* Task statement *
Repeat each record exactly. Any picture gets left out.

* Rows from a dataset *
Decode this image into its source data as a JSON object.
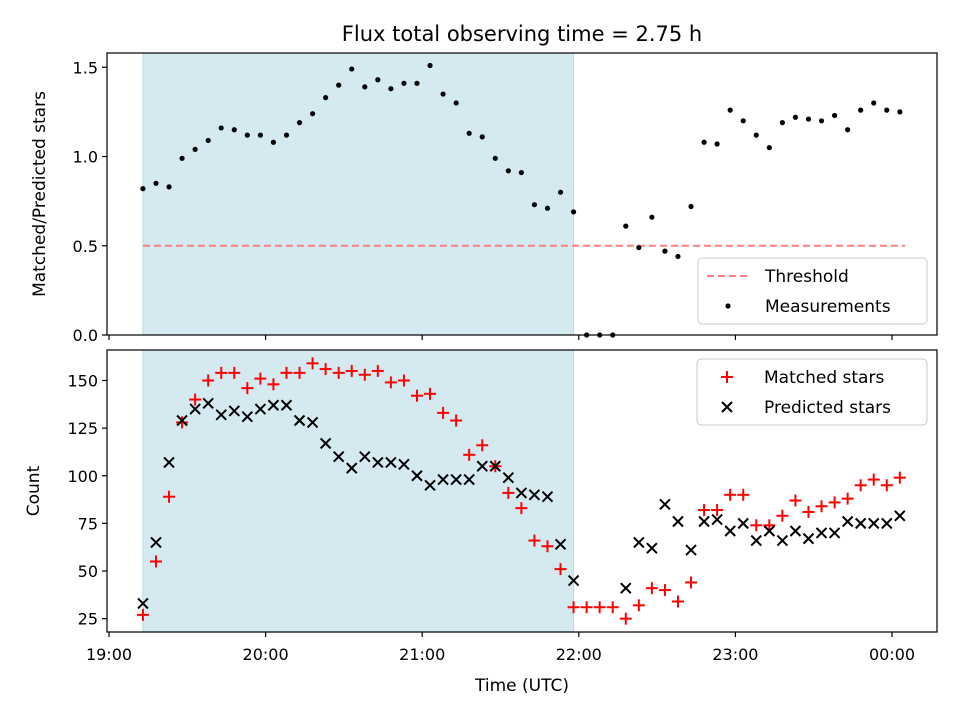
{
  "chart_data": [
    {
      "type": "scatter",
      "title": "Flux total observing time = 2.75 h",
      "ylabel": "Matched/Predicted stars",
      "xlabel": "",
      "ylim": [
        0,
        1.58
      ],
      "yticks": [
        0,
        0.5,
        1.0,
        1.5
      ],
      "ytick_labels": [
        "0.0",
        "0.5",
        "1.0",
        "1.5"
      ],
      "shaded_region": {
        "start": "19:13",
        "end": "21:58",
        "color": "#d4eaf0"
      },
      "threshold": {
        "name": "Threshold",
        "value": 0.5,
        "start": "19:13",
        "end": "00:05",
        "color": "#ff7f7f"
      },
      "legend": {
        "position": "lower-right",
        "entries": [
          "Threshold",
          "Measurements"
        ]
      },
      "series": [
        {
          "name": "Measurements",
          "color": "#000000",
          "x": [
            "19:13",
            "19:18",
            "19:23",
            "19:28",
            "19:33",
            "19:38",
            "19:43",
            "19:48",
            "19:53",
            "19:58",
            "20:03",
            "20:08",
            "20:13",
            "20:18",
            "20:23",
            "20:28",
            "20:33",
            "20:38",
            "20:43",
            "20:48",
            "20:53",
            "20:58",
            "21:03",
            "21:08",
            "21:13",
            "21:18",
            "21:23",
            "21:28",
            "21:33",
            "21:38",
            "21:43",
            "21:48",
            "21:53",
            "21:58",
            "22:03",
            "22:08",
            "22:13",
            "22:18",
            "22:23",
            "22:28",
            "22:33",
            "22:38",
            "22:43",
            "22:48",
            "22:53",
            "22:58",
            "23:03",
            "23:08",
            "23:13",
            "23:18",
            "23:23",
            "23:28",
            "23:33",
            "23:38",
            "23:43",
            "23:48",
            "23:53",
            "23:58",
            "00:03"
          ],
          "y": [
            0.82,
            0.85,
            0.83,
            0.99,
            1.04,
            1.09,
            1.16,
            1.15,
            1.12,
            1.12,
            1.08,
            1.12,
            1.19,
            1.24,
            1.33,
            1.4,
            1.49,
            1.39,
            1.43,
            1.38,
            1.41,
            1.41,
            1.51,
            1.35,
            1.3,
            1.13,
            1.11,
            0.99,
            0.92,
            0.91,
            0.73,
            0.71,
            0.8,
            0.69,
            0.0,
            0.0,
            0.0,
            0.61,
            0.49,
            0.66,
            0.47,
            0.44,
            0.72,
            1.08,
            1.07,
            1.26,
            1.2,
            1.12,
            1.05,
            1.19,
            1.22,
            1.21,
            1.2,
            1.23,
            1.15,
            1.26,
            1.3,
            1.26,
            1.25
          ]
        }
      ]
    },
    {
      "type": "scatter",
      "title": "",
      "ylabel": "Count",
      "xlabel": "Time (UTC)",
      "ylim": [
        18,
        166
      ],
      "yticks": [
        25,
        50,
        75,
        100,
        125,
        150
      ],
      "ytick_labels": [
        "25",
        "50",
        "75",
        "100",
        "125",
        "150"
      ],
      "xticks": [
        "19:00",
        "20:00",
        "21:00",
        "22:00",
        "23:00",
        "00:00"
      ],
      "shaded_region": {
        "start": "19:13",
        "end": "21:58",
        "color": "#d4eaf0"
      },
      "legend": {
        "position": "upper-right",
        "entries": [
          "Matched stars",
          "Predicted stars"
        ]
      },
      "series": [
        {
          "name": "Matched stars",
          "marker": "+",
          "color": "#ff0000",
          "x": [
            "19:13",
            "19:18",
            "19:23",
            "19:28",
            "19:33",
            "19:38",
            "19:43",
            "19:48",
            "19:53",
            "19:58",
            "20:03",
            "20:08",
            "20:13",
            "20:18",
            "20:23",
            "20:28",
            "20:33",
            "20:38",
            "20:43",
            "20:48",
            "20:53",
            "20:58",
            "21:03",
            "21:08",
            "21:13",
            "21:18",
            "21:23",
            "21:28",
            "21:33",
            "21:38",
            "21:43",
            "21:48",
            "21:53",
            "21:58",
            "22:03",
            "22:08",
            "22:13",
            "22:18",
            "22:23",
            "22:28",
            "22:33",
            "22:38",
            "22:43",
            "22:48",
            "22:53",
            "22:58",
            "23:03",
            "23:08",
            "23:13",
            "23:18",
            "23:23",
            "23:28",
            "23:33",
            "23:38",
            "23:43",
            "23:48",
            "23:53",
            "23:58",
            "00:03"
          ],
          "y": [
            27,
            55,
            89,
            128,
            140,
            150,
            154,
            154,
            146,
            151,
            148,
            154,
            154,
            159,
            156,
            154,
            155,
            153,
            155,
            149,
            150,
            142,
            143,
            133,
            129,
            111,
            116,
            105,
            91,
            83,
            66,
            63,
            51,
            31,
            31,
            31,
            31,
            25,
            32,
            41,
            40,
            34,
            44,
            82,
            82,
            90,
            90,
            74,
            74,
            79,
            87,
            81,
            84,
            86,
            88,
            95,
            98,
            95,
            99
          ]
        },
        {
          "name": "Predicted stars",
          "marker": "x",
          "color": "#000000",
          "x": [
            "19:13",
            "19:18",
            "19:23",
            "19:28",
            "19:33",
            "19:38",
            "19:43",
            "19:48",
            "19:53",
            "19:58",
            "20:03",
            "20:08",
            "20:13",
            "20:18",
            "20:23",
            "20:28",
            "20:33",
            "20:38",
            "20:43",
            "20:48",
            "20:53",
            "20:58",
            "21:03",
            "21:08",
            "21:13",
            "21:18",
            "21:23",
            "21:28",
            "21:33",
            "21:38",
            "21:43",
            "21:48",
            "21:53",
            "21:58",
            "22:18",
            "22:23",
            "22:28",
            "22:33",
            "22:38",
            "22:43",
            "22:48",
            "22:53",
            "22:58",
            "23:03",
            "23:08",
            "23:13",
            "23:18",
            "23:23",
            "23:28",
            "23:33",
            "23:38",
            "23:43",
            "23:48",
            "23:53",
            "23:58",
            "00:03"
          ],
          "y": [
            33,
            65,
            107,
            129,
            135,
            138,
            132,
            134,
            131,
            135,
            137,
            137,
            129,
            128,
            117,
            110,
            104,
            110,
            107,
            107,
            106,
            100,
            95,
            98,
            98,
            98,
            105,
            105,
            99,
            91,
            90,
            89,
            64,
            45,
            41,
            65,
            62,
            85,
            76,
            61,
            76,
            77,
            71,
            75,
            66,
            71,
            66,
            71,
            67,
            70,
            70,
            76,
            75,
            75,
            75,
            79
          ]
        }
      ]
    }
  ]
}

* Expected output *
Decode this image into its source data as a JSON object.
{
  "chart_data": [
    {
      "type": "scatter",
      "title": "Flux total observing time = 2.75 h",
      "ylabel": "Matched/Predicted stars",
      "xlabel": "",
      "ylim": [
        0,
        1.58
      ],
      "yticks": [
        0,
        0.5,
        1.0,
        1.5
      ],
      "ytick_labels": [
        "0.0",
        "0.5",
        "1.0",
        "1.5"
      ],
      "shaded_region": {
        "start": "19:13",
        "end": "21:58",
        "color": "#d4eaf0"
      },
      "threshold": {
        "name": "Threshold",
        "value": 0.5,
        "start": "19:13",
        "end": "00:05",
        "color": "#ff7f7f"
      },
      "legend": {
        "position": "lower-right",
        "entries": [
          "Threshold",
          "Measurements"
        ]
      },
      "series": [
        {
          "name": "Measurements",
          "color": "#000000",
          "x": [
            "19:13",
            "19:18",
            "19:23",
            "19:28",
            "19:33",
            "19:38",
            "19:43",
            "19:48",
            "19:53",
            "19:58",
            "20:03",
            "20:08",
            "20:13",
            "20:18",
            "20:23",
            "20:28",
            "20:33",
            "20:38",
            "20:43",
            "20:48",
            "20:53",
            "20:58",
            "21:03",
            "21:08",
            "21:13",
            "21:18",
            "21:23",
            "21:28",
            "21:33",
            "21:38",
            "21:43",
            "21:48",
            "21:53",
            "21:58",
            "22:03",
            "22:08",
            "22:13",
            "22:18",
            "22:23",
            "22:28",
            "22:33",
            "22:38",
            "22:43",
            "22:48",
            "22:53",
            "22:58",
            "23:03",
            "23:08",
            "23:13",
            "23:18",
            "23:23",
            "23:28",
            "23:33",
            "23:38",
            "23:43",
            "23:48",
            "23:53",
            "23:58",
            "00:03"
          ],
          "y": [
            0.82,
            0.85,
            0.83,
            0.99,
            1.04,
            1.09,
            1.16,
            1.15,
            1.12,
            1.12,
            1.08,
            1.12,
            1.19,
            1.24,
            1.33,
            1.4,
            1.49,
            1.39,
            1.43,
            1.38,
            1.41,
            1.41,
            1.51,
            1.35,
            1.3,
            1.13,
            1.11,
            0.99,
            0.92,
            0.91,
            0.73,
            0.71,
            0.8,
            0.69,
            0.0,
            0.0,
            0.0,
            0.61,
            0.49,
            0.66,
            0.47,
            0.44,
            0.72,
            1.08,
            1.07,
            1.26,
            1.2,
            1.12,
            1.05,
            1.19,
            1.22,
            1.21,
            1.2,
            1.23,
            1.15,
            1.26,
            1.3,
            1.26,
            1.25
          ]
        }
      ]
    },
    {
      "type": "scatter",
      "title": "",
      "ylabel": "Count",
      "xlabel": "Time (UTC)",
      "ylim": [
        18,
        166
      ],
      "yticks": [
        25,
        50,
        75,
        100,
        125,
        150
      ],
      "ytick_labels": [
        "25",
        "50",
        "75",
        "100",
        "125",
        "150"
      ],
      "xticks": [
        "19:00",
        "20:00",
        "21:00",
        "22:00",
        "23:00",
        "00:00"
      ],
      "shaded_region": {
        "start": "19:13",
        "end": "21:58",
        "color": "#d4eaf0"
      },
      "legend": {
        "position": "upper-right",
        "entries": [
          "Matched stars",
          "Predicted stars"
        ]
      },
      "series": [
        {
          "name": "Matched stars",
          "marker": "+",
          "color": "#ff0000",
          "x": [
            "19:13",
            "19:18",
            "19:23",
            "19:28",
            "19:33",
            "19:38",
            "19:43",
            "19:48",
            "19:53",
            "19:58",
            "20:03",
            "20:08",
            "20:13",
            "20:18",
            "20:23",
            "20:28",
            "20:33",
            "20:38",
            "20:43",
            "20:48",
            "20:53",
            "20:58",
            "21:03",
            "21:08",
            "21:13",
            "21:18",
            "21:23",
            "21:28",
            "21:33",
            "21:38",
            "21:43",
            "21:48",
            "21:53",
            "21:58",
            "22:03",
            "22:08",
            "22:13",
            "22:18",
            "22:23",
            "22:28",
            "22:33",
            "22:38",
            "22:43",
            "22:48",
            "22:53",
            "22:58",
            "23:03",
            "23:08",
            "23:13",
            "23:18",
            "23:23",
            "23:28",
            "23:33",
            "23:38",
            "23:43",
            "23:48",
            "23:53",
            "23:58",
            "00:03"
          ],
          "y": [
            27,
            55,
            89,
            128,
            140,
            150,
            154,
            154,
            146,
            151,
            148,
            154,
            154,
            159,
            156,
            154,
            155,
            153,
            155,
            149,
            150,
            142,
            143,
            133,
            129,
            111,
            116,
            105,
            91,
            83,
            66,
            63,
            51,
            31,
            31,
            31,
            31,
            25,
            32,
            41,
            40,
            34,
            44,
            82,
            82,
            90,
            90,
            74,
            74,
            79,
            87,
            81,
            84,
            86,
            88,
            95,
            98,
            95,
            99
          ]
        },
        {
          "name": "Predicted stars",
          "marker": "x",
          "color": "#000000",
          "x": [
            "19:13",
            "19:18",
            "19:23",
            "19:28",
            "19:33",
            "19:38",
            "19:43",
            "19:48",
            "19:53",
            "19:58",
            "20:03",
            "20:08",
            "20:13",
            "20:18",
            "20:23",
            "20:28",
            "20:33",
            "20:38",
            "20:43",
            "20:48",
            "20:53",
            "20:58",
            "21:03",
            "21:08",
            "21:13",
            "21:18",
            "21:23",
            "21:28",
            "21:33",
            "21:38",
            "21:43",
            "21:48",
            "21:53",
            "21:58",
            "22:18",
            "22:23",
            "22:28",
            "22:33",
            "22:38",
            "22:43",
            "22:48",
            "22:53",
            "22:58",
            "23:03",
            "23:08",
            "23:13",
            "23:18",
            "23:23",
            "23:28",
            "23:33",
            "23:38",
            "23:43",
            "23:48",
            "23:53",
            "23:58",
            "00:03"
          ],
          "y": [
            33,
            65,
            107,
            129,
            135,
            138,
            132,
            134,
            131,
            135,
            137,
            137,
            129,
            128,
            117,
            110,
            104,
            110,
            107,
            107,
            106,
            100,
            95,
            98,
            98,
            98,
            105,
            105,
            99,
            91,
            90,
            89,
            64,
            45,
            41,
            65,
            62,
            85,
            76,
            61,
            76,
            77,
            71,
            75,
            66,
            71,
            66,
            71,
            67,
            70,
            70,
            76,
            75,
            75,
            75,
            79
          ]
        }
      ]
    }
  ]
}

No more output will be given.